═══ INPUT ═══

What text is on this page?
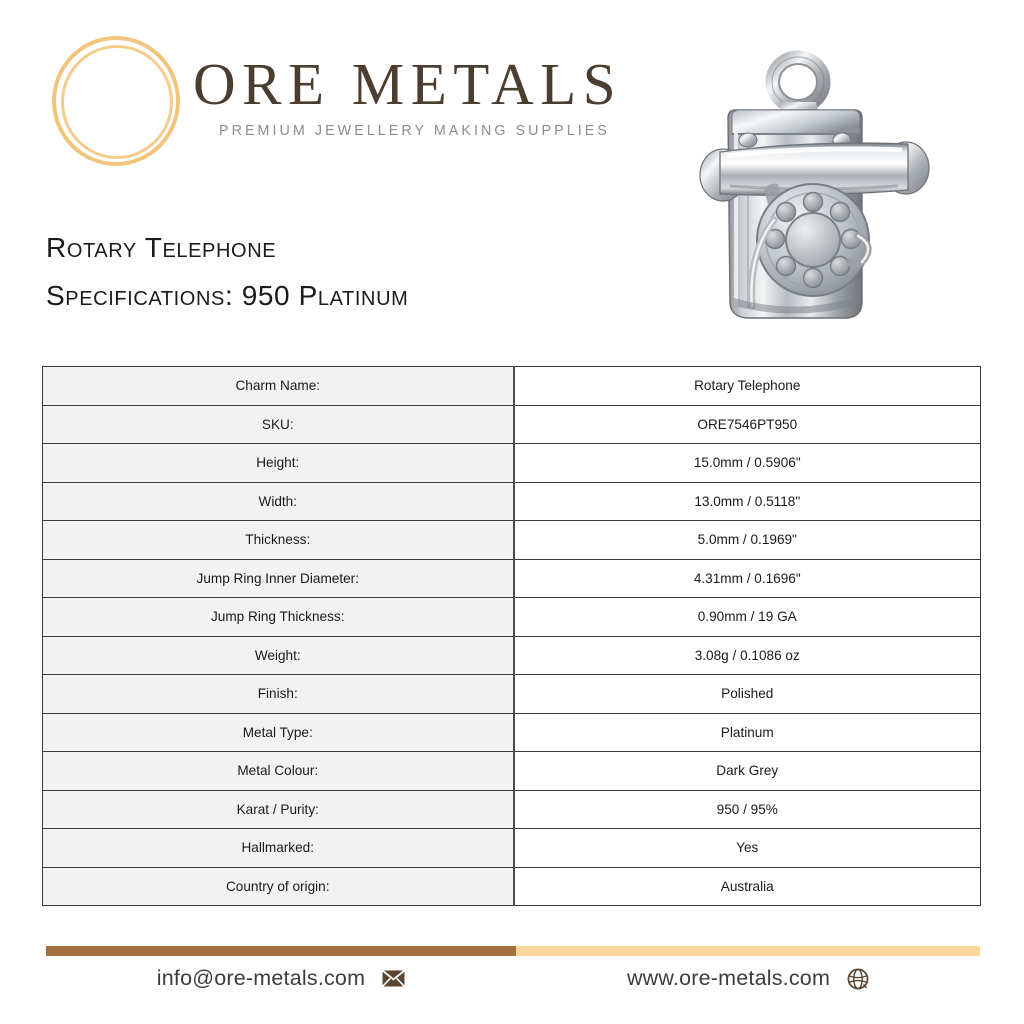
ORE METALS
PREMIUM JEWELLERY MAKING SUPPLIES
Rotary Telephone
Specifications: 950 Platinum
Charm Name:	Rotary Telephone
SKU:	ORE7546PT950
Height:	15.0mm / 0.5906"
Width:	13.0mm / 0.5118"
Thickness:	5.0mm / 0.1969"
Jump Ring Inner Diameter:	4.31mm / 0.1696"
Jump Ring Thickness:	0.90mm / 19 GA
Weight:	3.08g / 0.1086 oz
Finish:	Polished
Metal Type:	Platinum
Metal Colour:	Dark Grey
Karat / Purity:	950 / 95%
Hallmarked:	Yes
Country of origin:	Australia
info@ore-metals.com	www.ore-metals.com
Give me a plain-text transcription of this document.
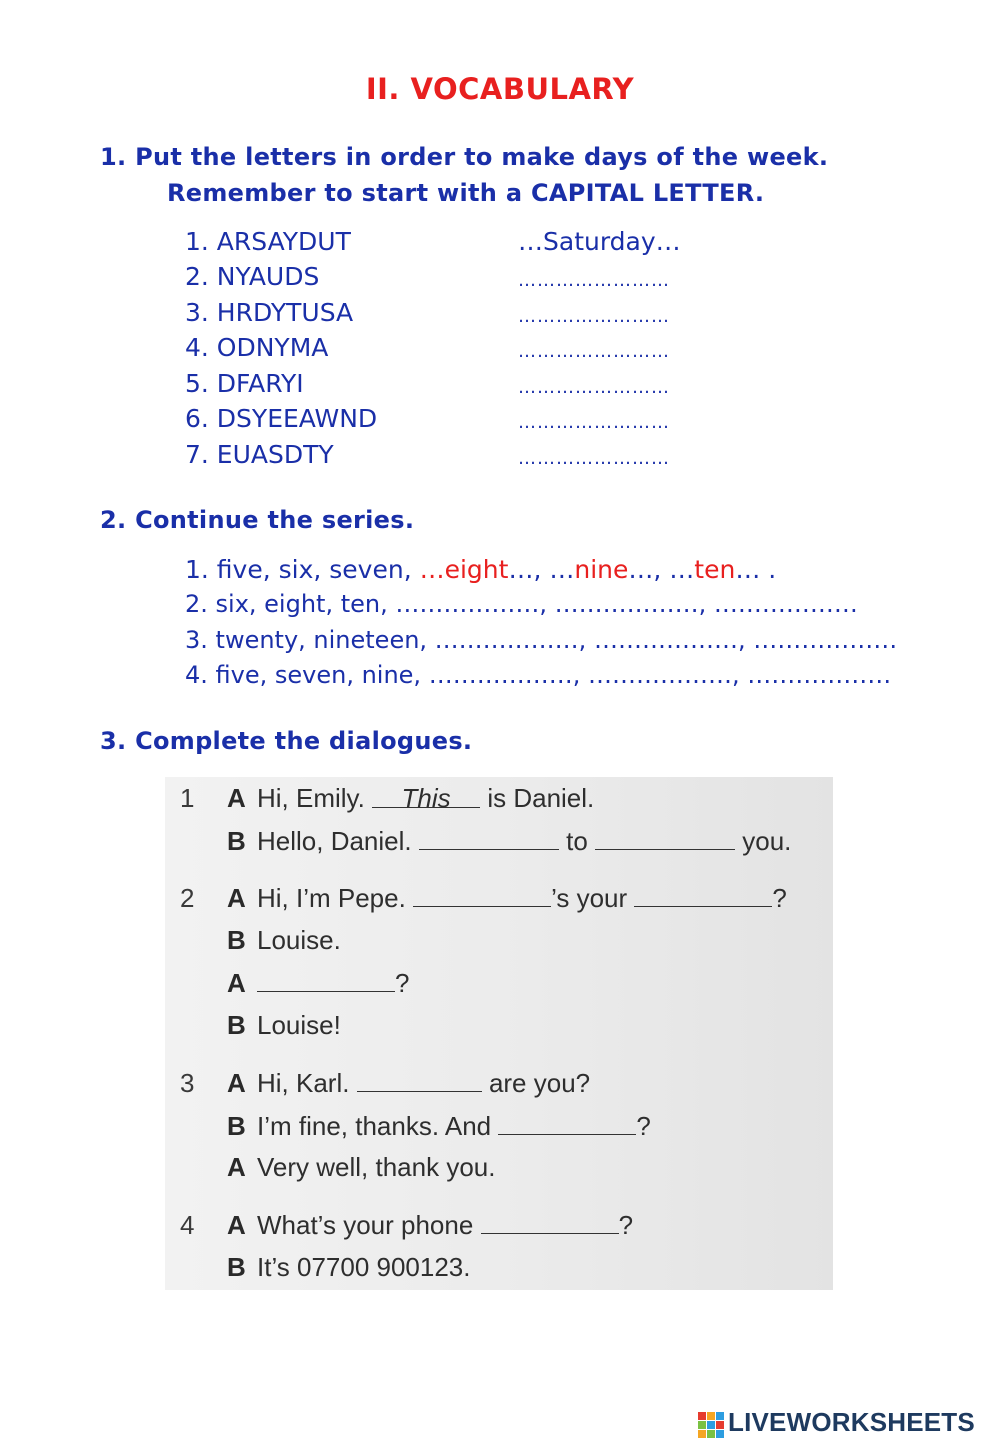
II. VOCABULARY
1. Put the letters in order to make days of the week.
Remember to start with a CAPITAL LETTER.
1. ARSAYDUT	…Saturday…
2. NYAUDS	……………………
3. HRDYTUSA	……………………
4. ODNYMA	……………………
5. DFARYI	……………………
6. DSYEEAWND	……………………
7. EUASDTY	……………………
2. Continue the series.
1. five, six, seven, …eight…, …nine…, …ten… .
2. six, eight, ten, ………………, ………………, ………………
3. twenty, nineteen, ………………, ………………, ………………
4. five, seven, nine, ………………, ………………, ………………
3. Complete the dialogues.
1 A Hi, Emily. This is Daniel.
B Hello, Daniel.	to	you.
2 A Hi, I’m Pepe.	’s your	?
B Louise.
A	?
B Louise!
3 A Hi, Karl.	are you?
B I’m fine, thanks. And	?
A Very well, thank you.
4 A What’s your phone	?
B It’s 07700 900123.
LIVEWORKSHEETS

═══

**DO THIS:** Show each line in the entries that holds the string "Thickness".

**ANSWER:**
Thickness:	5.0mm / 0.1969"
Jump Ring Thickness:	0.90mm / 19 GA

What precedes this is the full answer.